[Saved entries]
:::::

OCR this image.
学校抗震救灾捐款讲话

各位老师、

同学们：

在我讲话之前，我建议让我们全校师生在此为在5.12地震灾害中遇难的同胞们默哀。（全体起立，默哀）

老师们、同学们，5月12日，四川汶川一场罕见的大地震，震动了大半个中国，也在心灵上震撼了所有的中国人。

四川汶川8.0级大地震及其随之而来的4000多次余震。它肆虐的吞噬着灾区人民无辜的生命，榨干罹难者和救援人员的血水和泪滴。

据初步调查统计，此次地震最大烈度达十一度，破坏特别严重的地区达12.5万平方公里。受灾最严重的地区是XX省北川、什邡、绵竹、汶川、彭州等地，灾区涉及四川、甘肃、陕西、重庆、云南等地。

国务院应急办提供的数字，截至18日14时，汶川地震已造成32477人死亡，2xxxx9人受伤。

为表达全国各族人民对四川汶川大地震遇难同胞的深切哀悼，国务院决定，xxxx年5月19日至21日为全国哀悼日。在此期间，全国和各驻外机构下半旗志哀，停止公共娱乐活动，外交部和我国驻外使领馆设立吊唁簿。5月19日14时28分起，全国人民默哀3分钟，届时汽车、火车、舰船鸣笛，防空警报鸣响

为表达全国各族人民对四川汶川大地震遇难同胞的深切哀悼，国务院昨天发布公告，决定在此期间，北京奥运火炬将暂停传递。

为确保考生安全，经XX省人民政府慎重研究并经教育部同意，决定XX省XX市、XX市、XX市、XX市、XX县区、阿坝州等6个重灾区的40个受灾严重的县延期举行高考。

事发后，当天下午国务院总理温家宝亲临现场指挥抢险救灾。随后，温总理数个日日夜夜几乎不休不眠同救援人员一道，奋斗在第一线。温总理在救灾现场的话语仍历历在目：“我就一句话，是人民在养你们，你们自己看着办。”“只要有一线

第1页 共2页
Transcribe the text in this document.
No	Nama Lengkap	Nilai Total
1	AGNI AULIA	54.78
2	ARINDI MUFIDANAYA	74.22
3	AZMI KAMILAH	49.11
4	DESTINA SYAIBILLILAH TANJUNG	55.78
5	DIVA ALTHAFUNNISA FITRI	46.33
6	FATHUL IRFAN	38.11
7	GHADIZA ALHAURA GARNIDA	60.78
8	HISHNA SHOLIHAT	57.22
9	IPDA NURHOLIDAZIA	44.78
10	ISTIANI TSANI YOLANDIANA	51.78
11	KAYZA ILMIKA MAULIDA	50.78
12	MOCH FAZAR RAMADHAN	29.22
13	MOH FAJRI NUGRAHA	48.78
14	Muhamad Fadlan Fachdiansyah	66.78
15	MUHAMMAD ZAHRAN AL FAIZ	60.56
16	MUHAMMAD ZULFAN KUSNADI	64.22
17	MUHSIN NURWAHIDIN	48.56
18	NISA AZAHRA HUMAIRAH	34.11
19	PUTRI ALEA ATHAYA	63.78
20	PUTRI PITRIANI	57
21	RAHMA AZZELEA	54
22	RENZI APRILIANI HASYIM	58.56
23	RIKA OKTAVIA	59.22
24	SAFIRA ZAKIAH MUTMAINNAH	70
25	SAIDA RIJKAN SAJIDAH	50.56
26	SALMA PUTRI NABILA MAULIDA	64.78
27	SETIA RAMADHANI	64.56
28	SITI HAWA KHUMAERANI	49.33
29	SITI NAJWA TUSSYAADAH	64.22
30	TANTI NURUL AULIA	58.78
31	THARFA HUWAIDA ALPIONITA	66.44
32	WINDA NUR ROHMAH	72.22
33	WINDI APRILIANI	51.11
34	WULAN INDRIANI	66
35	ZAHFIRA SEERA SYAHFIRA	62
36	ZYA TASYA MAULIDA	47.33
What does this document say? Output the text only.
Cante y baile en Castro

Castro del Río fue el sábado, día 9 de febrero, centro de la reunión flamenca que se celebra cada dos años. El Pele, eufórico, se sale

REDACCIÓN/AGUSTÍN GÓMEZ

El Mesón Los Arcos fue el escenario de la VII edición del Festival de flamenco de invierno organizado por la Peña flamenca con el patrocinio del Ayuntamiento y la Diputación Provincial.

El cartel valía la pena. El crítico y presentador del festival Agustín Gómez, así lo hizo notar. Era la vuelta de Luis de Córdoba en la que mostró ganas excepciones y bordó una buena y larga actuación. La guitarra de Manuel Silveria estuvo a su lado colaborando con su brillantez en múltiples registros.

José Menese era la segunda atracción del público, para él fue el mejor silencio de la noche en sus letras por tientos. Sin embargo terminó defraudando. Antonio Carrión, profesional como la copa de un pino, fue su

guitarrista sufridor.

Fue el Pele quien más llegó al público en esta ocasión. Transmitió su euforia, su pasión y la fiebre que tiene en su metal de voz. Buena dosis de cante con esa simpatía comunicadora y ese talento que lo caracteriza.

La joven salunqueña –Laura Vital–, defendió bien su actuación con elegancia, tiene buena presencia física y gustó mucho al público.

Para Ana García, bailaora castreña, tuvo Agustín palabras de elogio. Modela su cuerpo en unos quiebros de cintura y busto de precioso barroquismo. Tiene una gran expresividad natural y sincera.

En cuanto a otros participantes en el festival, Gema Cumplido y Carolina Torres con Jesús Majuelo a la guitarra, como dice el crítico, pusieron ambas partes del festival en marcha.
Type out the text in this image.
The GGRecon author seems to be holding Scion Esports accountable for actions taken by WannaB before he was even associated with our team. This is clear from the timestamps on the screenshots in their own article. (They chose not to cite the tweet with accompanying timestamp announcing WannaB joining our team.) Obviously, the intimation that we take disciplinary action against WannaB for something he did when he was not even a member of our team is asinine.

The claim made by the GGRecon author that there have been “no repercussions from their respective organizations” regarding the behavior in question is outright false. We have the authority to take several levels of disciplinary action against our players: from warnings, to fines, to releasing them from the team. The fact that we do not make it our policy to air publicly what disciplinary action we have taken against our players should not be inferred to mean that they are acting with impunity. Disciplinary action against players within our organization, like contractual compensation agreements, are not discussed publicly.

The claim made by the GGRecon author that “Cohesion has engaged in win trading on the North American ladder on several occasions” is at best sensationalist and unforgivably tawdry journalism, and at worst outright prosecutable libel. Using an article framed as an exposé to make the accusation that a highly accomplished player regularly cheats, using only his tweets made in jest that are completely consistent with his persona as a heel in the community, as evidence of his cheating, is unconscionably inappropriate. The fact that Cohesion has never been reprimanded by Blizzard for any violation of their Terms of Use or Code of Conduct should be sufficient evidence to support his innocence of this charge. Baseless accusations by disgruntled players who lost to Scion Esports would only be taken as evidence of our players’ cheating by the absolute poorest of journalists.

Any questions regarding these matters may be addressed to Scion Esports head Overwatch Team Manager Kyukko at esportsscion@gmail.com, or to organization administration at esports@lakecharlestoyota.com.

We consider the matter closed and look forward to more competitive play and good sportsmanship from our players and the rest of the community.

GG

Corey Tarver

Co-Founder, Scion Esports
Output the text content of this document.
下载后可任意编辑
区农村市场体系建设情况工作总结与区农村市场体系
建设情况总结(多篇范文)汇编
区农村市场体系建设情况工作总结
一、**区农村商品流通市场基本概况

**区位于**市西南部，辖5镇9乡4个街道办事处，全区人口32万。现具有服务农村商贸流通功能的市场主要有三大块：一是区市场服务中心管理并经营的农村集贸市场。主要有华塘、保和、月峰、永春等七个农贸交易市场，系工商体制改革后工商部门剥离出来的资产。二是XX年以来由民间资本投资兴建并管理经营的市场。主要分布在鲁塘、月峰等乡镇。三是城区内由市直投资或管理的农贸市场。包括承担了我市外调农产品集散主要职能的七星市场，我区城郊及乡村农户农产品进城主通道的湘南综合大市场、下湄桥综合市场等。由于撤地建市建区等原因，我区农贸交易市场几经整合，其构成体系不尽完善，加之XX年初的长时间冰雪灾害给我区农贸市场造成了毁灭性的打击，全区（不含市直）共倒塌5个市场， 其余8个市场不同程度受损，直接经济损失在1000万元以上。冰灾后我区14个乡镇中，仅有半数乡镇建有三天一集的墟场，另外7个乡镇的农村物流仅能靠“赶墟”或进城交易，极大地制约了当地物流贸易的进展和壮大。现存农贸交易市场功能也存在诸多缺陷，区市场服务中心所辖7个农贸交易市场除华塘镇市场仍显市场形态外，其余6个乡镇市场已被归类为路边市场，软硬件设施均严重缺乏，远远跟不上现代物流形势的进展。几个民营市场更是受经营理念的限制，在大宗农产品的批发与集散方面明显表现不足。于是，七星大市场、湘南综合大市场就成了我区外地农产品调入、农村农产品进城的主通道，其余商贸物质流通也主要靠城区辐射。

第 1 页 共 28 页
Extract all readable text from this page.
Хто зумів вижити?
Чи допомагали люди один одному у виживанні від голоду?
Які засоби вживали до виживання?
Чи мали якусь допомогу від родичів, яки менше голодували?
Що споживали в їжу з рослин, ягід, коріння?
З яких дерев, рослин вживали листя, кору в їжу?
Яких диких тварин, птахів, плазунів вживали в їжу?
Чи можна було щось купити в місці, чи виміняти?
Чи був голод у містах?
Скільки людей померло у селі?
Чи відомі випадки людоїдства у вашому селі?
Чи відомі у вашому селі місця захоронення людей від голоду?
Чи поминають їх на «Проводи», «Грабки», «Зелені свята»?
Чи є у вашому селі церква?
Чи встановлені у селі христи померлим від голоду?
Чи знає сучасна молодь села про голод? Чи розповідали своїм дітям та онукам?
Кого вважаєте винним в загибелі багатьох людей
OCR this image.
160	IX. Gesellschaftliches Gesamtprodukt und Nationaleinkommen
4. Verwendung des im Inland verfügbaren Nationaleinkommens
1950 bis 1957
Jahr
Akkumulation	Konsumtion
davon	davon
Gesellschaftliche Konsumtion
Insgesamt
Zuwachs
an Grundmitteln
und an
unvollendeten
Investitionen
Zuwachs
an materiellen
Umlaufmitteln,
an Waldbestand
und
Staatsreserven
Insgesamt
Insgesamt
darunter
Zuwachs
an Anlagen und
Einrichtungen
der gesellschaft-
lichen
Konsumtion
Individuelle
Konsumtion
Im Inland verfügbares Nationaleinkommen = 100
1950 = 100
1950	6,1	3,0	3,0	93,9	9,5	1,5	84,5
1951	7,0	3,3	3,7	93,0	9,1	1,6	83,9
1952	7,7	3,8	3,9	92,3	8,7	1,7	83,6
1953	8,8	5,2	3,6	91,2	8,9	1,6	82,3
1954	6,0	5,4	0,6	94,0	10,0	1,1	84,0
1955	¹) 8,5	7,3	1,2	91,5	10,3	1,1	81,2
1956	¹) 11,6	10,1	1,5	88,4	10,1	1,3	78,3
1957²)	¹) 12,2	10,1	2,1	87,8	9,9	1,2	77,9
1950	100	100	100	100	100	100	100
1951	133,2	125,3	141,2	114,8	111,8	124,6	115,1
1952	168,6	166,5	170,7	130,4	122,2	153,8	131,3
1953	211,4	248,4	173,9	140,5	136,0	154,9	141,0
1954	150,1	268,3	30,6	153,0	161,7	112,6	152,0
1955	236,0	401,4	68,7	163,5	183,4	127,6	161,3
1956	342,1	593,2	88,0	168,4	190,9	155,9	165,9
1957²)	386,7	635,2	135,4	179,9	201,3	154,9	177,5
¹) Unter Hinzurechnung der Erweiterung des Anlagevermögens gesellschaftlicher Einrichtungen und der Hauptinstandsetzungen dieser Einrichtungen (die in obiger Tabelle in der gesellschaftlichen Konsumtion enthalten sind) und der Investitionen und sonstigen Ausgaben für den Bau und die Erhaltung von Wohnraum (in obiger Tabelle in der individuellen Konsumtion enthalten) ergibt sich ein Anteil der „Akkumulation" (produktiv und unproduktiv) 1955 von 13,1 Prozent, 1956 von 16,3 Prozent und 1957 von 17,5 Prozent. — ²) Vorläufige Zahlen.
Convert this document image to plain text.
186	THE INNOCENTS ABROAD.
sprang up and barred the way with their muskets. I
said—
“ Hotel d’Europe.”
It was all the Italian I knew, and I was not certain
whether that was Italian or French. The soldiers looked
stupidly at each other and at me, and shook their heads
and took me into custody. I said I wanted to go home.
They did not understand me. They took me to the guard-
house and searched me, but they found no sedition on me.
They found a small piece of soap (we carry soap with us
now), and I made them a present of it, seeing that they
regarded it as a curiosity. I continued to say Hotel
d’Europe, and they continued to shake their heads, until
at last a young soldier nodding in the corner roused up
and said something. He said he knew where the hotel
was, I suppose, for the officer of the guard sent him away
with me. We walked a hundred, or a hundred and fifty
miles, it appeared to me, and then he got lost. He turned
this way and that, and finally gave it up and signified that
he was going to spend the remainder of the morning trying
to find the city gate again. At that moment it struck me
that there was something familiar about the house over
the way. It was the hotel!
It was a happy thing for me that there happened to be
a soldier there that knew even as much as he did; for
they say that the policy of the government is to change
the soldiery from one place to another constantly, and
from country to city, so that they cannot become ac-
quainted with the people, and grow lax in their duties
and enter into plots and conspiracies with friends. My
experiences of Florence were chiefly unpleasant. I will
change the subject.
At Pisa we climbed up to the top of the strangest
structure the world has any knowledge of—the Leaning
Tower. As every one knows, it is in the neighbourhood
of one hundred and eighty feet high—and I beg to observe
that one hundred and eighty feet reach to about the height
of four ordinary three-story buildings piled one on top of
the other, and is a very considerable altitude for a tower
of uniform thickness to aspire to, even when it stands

:::::

To do: Find the word "como" in the entries, and copy every line it shows up in.

Solution to the exercise:
José Menese era la segunda atracción del público, para él fue el mejor silencio de la noche en sus letras por tientos. Sin embargo terminó defraudando. Antonio Carrión, profesional como la copa de un pino, fue su
En cuanto a otros participantes en el festival, Gema Cumplido y Carolina Torres con Jesús Majuelo a la guitarra, como dice el crítico, pusieron ambas partes del festival en marcha.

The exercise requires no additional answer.